Given problem
Find the number of lines in these records where the word "Complex" appears. Reply with that number and nothing more.

[Dataset items]
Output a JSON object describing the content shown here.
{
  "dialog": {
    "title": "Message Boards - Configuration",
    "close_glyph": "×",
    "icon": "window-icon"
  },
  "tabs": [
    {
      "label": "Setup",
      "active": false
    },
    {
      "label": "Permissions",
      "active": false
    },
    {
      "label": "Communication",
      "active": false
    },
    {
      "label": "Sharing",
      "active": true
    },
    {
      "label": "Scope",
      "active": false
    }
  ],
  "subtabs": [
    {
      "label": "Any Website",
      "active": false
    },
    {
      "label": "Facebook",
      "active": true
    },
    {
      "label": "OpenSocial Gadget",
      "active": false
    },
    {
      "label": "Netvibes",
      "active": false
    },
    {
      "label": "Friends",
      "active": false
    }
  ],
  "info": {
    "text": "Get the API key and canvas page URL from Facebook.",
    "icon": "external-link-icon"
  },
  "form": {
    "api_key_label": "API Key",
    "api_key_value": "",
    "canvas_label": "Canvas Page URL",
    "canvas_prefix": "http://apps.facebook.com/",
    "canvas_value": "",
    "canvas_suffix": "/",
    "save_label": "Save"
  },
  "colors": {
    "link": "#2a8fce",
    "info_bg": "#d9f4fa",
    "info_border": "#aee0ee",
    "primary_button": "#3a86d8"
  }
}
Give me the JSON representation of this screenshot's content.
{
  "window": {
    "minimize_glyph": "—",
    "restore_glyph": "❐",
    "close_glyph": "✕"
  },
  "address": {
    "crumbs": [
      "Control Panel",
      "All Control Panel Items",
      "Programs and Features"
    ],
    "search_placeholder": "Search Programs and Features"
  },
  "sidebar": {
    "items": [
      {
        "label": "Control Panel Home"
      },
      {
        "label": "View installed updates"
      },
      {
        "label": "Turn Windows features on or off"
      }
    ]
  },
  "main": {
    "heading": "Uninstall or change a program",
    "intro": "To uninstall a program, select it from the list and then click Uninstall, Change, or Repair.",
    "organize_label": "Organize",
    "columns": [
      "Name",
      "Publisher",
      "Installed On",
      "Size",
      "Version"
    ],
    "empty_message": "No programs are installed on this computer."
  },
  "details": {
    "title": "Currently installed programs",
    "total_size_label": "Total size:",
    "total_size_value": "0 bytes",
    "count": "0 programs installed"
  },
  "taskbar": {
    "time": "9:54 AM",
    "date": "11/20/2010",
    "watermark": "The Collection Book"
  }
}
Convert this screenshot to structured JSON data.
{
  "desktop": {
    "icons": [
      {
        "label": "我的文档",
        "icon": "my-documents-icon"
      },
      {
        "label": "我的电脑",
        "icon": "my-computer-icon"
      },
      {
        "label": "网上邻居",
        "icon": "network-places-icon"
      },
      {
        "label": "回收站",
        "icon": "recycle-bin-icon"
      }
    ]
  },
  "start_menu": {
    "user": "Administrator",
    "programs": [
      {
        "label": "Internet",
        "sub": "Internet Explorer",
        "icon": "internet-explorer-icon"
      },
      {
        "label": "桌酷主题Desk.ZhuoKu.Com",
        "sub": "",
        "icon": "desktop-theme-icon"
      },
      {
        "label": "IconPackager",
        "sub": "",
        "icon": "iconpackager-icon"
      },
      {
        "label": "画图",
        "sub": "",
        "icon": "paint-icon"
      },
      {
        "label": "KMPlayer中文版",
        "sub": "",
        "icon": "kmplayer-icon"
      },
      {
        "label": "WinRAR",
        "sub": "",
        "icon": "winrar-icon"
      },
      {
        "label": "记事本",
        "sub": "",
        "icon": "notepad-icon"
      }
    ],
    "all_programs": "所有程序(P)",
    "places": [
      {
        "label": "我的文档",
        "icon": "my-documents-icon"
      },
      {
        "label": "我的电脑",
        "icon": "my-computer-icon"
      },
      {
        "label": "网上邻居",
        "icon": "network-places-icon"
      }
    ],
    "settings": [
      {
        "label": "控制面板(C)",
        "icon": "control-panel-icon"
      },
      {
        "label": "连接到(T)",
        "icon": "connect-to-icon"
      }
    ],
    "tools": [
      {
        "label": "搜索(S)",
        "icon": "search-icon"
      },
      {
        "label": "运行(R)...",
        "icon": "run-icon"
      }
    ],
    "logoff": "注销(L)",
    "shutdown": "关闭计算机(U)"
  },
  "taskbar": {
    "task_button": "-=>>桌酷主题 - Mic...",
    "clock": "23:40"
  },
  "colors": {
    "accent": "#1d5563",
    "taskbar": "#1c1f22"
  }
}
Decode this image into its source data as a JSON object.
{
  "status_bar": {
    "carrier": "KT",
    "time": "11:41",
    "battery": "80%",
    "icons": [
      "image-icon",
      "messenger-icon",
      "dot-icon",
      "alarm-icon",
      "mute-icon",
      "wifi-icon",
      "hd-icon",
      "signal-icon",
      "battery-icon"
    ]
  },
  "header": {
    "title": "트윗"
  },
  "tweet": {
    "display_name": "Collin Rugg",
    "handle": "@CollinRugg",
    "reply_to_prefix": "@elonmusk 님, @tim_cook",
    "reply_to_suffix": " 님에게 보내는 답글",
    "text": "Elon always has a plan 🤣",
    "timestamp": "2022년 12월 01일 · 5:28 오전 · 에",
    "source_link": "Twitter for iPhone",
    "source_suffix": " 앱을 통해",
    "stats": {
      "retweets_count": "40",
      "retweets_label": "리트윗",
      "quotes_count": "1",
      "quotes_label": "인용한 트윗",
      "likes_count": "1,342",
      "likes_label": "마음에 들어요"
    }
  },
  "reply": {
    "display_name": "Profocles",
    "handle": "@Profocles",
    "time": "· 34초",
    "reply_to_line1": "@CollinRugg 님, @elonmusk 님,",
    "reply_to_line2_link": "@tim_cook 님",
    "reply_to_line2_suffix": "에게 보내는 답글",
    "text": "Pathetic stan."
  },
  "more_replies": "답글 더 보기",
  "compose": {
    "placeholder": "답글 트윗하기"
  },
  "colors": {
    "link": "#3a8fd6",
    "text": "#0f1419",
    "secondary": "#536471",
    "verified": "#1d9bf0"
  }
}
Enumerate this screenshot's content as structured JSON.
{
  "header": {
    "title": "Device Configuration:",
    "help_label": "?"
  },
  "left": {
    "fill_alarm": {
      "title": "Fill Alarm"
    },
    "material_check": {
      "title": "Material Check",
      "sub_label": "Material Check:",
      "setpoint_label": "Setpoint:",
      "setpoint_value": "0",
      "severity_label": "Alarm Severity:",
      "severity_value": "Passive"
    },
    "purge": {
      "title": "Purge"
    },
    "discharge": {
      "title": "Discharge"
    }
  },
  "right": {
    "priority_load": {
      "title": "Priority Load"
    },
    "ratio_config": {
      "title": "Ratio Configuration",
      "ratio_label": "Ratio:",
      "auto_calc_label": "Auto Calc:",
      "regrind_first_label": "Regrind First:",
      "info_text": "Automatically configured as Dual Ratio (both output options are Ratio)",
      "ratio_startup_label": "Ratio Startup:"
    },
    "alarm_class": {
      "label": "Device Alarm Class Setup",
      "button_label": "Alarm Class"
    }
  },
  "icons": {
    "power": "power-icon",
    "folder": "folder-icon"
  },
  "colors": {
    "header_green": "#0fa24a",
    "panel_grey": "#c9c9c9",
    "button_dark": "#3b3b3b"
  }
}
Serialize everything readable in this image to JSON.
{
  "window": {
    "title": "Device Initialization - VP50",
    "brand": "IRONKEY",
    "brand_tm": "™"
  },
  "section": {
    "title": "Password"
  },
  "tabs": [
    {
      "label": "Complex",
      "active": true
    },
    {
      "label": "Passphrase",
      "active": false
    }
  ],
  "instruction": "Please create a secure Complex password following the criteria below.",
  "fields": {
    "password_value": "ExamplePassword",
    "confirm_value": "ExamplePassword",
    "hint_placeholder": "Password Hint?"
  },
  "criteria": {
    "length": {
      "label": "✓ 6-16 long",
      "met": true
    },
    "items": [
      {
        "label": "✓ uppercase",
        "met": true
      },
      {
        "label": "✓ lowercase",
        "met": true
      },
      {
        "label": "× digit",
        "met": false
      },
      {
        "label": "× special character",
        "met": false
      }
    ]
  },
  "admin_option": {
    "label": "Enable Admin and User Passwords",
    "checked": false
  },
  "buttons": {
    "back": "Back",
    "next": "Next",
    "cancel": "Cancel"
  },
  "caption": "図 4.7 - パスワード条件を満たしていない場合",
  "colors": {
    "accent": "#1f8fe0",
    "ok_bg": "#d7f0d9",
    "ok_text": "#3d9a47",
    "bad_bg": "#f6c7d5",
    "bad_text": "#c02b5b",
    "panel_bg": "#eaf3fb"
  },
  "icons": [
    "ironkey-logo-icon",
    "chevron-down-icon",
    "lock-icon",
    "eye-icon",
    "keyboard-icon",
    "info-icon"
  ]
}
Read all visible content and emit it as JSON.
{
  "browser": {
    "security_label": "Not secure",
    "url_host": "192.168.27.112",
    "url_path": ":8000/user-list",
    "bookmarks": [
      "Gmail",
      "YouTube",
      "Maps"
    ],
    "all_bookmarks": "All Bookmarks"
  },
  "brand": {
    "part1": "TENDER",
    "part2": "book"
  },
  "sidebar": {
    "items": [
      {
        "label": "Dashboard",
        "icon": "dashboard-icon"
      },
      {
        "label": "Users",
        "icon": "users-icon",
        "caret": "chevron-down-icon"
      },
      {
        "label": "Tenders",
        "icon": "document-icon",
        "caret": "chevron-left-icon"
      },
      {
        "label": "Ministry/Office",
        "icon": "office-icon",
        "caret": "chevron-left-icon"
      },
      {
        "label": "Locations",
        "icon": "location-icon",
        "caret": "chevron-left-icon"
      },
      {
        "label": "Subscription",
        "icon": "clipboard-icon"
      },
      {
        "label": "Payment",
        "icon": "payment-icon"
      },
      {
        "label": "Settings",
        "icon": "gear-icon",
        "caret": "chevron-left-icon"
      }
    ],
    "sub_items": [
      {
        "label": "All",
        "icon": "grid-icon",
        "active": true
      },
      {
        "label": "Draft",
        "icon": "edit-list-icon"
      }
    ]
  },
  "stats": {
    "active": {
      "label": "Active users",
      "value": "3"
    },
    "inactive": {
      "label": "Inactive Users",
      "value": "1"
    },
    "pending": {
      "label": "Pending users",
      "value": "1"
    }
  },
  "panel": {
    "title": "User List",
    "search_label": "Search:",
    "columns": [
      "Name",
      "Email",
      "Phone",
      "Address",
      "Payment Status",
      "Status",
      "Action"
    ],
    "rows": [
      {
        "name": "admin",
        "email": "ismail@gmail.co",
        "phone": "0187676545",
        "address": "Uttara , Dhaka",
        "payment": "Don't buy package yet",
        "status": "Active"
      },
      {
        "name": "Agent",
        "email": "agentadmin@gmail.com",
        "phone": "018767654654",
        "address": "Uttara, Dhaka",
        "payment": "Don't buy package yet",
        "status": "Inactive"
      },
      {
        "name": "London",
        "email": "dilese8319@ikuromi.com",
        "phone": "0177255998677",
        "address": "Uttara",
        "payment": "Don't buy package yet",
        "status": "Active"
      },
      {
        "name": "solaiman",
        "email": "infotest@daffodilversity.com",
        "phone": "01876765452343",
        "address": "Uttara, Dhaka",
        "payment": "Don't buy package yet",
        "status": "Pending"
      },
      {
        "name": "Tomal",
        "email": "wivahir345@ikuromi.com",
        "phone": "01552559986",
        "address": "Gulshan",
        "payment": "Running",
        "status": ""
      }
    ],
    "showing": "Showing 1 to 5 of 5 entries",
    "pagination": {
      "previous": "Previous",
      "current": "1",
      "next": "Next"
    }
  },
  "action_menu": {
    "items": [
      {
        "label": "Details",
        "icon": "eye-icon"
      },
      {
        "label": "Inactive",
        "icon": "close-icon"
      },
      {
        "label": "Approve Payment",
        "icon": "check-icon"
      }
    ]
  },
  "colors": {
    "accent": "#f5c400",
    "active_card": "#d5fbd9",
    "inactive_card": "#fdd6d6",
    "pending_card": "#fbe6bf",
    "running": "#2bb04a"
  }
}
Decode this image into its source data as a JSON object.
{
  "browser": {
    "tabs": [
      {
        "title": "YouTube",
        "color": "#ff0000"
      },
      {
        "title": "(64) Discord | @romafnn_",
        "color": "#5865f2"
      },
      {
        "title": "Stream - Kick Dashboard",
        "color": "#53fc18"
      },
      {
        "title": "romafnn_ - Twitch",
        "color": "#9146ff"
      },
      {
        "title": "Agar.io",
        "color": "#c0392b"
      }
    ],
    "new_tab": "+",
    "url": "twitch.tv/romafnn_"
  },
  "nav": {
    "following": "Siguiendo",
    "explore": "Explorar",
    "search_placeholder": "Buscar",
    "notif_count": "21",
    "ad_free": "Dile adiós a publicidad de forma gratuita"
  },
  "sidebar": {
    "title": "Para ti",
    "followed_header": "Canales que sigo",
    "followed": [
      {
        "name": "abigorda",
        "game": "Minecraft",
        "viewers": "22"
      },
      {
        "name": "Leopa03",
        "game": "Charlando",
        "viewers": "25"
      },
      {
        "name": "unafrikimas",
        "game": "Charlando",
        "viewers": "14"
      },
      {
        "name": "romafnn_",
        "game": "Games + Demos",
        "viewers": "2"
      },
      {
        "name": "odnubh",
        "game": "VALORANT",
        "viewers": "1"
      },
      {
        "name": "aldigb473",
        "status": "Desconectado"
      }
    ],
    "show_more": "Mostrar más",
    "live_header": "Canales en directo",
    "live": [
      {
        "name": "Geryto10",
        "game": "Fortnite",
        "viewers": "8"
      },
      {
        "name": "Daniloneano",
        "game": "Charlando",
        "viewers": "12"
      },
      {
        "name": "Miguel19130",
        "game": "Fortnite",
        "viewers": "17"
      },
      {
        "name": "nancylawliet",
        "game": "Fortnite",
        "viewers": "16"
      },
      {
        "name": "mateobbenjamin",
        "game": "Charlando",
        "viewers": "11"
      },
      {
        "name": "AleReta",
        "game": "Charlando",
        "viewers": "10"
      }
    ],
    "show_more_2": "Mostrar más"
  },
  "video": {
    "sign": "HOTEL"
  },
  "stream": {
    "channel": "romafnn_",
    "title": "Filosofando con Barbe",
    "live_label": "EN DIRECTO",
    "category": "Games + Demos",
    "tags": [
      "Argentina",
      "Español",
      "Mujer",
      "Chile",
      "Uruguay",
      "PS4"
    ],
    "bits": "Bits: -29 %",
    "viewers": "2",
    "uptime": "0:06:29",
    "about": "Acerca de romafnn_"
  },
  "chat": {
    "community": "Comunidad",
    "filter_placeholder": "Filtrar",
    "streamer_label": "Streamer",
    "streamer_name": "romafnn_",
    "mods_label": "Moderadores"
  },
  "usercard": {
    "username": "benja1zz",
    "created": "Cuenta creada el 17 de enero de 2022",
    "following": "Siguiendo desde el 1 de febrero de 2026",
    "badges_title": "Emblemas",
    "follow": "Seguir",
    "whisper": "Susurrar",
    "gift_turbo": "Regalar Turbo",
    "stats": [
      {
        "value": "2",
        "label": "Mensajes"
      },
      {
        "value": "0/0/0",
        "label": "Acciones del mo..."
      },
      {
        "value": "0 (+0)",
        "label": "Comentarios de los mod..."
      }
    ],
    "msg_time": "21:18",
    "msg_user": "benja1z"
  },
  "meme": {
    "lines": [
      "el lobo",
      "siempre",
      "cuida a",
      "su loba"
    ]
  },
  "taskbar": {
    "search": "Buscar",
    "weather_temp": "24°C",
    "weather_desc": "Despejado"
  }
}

The output
2